** Opening DATA SUPPLIED block **

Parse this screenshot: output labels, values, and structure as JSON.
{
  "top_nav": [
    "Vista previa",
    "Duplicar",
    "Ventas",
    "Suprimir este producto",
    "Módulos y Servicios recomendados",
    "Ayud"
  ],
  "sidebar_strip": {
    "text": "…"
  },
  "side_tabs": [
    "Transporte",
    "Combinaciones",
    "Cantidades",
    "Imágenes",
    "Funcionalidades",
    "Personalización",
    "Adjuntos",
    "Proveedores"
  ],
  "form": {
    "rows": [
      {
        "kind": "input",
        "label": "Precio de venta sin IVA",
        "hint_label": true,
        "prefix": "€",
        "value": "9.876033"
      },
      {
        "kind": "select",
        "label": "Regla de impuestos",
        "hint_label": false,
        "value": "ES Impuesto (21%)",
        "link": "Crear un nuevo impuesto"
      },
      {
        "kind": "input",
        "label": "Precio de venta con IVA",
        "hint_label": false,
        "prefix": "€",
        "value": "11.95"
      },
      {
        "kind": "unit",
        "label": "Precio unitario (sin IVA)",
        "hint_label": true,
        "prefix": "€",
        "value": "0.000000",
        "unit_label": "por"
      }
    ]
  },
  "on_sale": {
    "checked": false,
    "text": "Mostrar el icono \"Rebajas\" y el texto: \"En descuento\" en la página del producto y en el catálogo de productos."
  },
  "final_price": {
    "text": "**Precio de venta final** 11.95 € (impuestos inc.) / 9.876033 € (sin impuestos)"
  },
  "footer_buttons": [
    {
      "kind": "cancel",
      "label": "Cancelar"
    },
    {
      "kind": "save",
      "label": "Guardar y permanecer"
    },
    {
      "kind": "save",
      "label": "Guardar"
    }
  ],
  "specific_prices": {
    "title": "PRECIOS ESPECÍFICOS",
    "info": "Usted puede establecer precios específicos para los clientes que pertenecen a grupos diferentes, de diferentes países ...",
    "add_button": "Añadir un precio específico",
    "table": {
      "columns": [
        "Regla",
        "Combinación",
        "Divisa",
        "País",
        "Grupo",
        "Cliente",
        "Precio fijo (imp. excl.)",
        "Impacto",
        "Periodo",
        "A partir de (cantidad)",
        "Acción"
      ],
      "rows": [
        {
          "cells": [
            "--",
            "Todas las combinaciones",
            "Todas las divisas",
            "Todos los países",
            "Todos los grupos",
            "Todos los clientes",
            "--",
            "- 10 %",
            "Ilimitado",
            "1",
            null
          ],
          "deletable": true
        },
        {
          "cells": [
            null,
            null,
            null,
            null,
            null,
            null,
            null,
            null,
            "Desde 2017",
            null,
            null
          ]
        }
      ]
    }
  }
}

** Closing DATA SUPPLIED block **

■ **EXERCISE INSTRUCTIONS**:
Copy out the data above, word for word.

■ **RESULT FOR THIS EXERCISE**:
Parse this screenshot: output labels, values, and structure as JSON.
{
  "top_nav": [
    "Vista previa",
    "Duplicar",
    "Ventas",
    "Suprimir este producto",
    "Módulos y Servicios recomendados",
    "Ayud"
  ],
  "sidebar_strip": {
    "text": "…"
  },
  "side_tabs": [
    "Transporte",
    "Combinaciones",
    "Cantidades",
    "Imágenes",
    "Funcionalidades",
    "Personalización",
    "Adjuntos",
    "Proveedores"
  ],
  "form": {
    "rows": [
      {
        "kind": "input",
        "label": "Precio de venta sin IVA",
        "hint_label": true,
        "prefix": "€",
        "value": "9.876033"
      },
      {
        "kind": "select",
        "label": "Regla de impuestos",
        "hint_label": false,
        "value": "ES Impuesto (21%)",
        "link": "Crear un nuevo impuesto"
      },
      {
        "kind": "input",
        "label": "Precio de venta con IVA",
        "hint_label": false,
        "prefix": "€",
        "value": "11.95"
      },
      {
        "kind": "unit",
        "label": "Precio unitario (sin IVA)",
        "hint_label": true,
        "prefix": "€",
        "value": "0.000000",
        "unit_label": "por"
      }
    ]
  },
  "on_sale": {
    "checked": false,
    "text": "Mostrar el icono \"Rebajas\" y el texto: \"En descuento\" en la página del producto y en el catálogo de productos."
  },
  "final_price": {
    "text": "**Precio de venta final** 11.95 € (impuestos inc.) / 9.876033 € (sin impuestos)"
  },
  "footer_buttons": [
    {
      "kind": "cancel",
      "label": "Cancelar"
    },
    {
      "kind": "save",
      "label": "Guardar y permanecer"
    },
    {
      "kind": "save",
      "label": "Guardar"
    }
  ],
  "specific_prices": {
    "title": "PRECIOS ESPECÍFICOS",
    "info": "Usted puede establecer precios específicos para los clientes que pertenecen a grupos diferentes, de diferentes países ...",
    "add_button": "Añadir un precio específico",
    "table": {
      "columns": [
        "Regla",
        "Combinación",
        "Divisa",
        "País",
        "Grupo",
        "Cliente",
        "Precio fijo (imp. excl.)",
        "Impacto",
        "Periodo",
        "A partir de (cantidad)",
        "Acción"
      ],
      "rows": [
        {
          "cells": [
            "--",
            "Todas las combinaciones",
            "Todas las divisas",
            "Todos los países",
            "Todos los grupos",
            "Todos los clientes",
            "--",
            "- 10 %",
            "Ilimitado",
            "1",
            null
          ],
          "deletable": true
        },
        {
          "cells": [
            null,
            null,
            null,
            null,
            null,
            null,
            null,
            null,
            "Desde 2017",
            null,
            null
          ]
        }
      ]
    }
  }
}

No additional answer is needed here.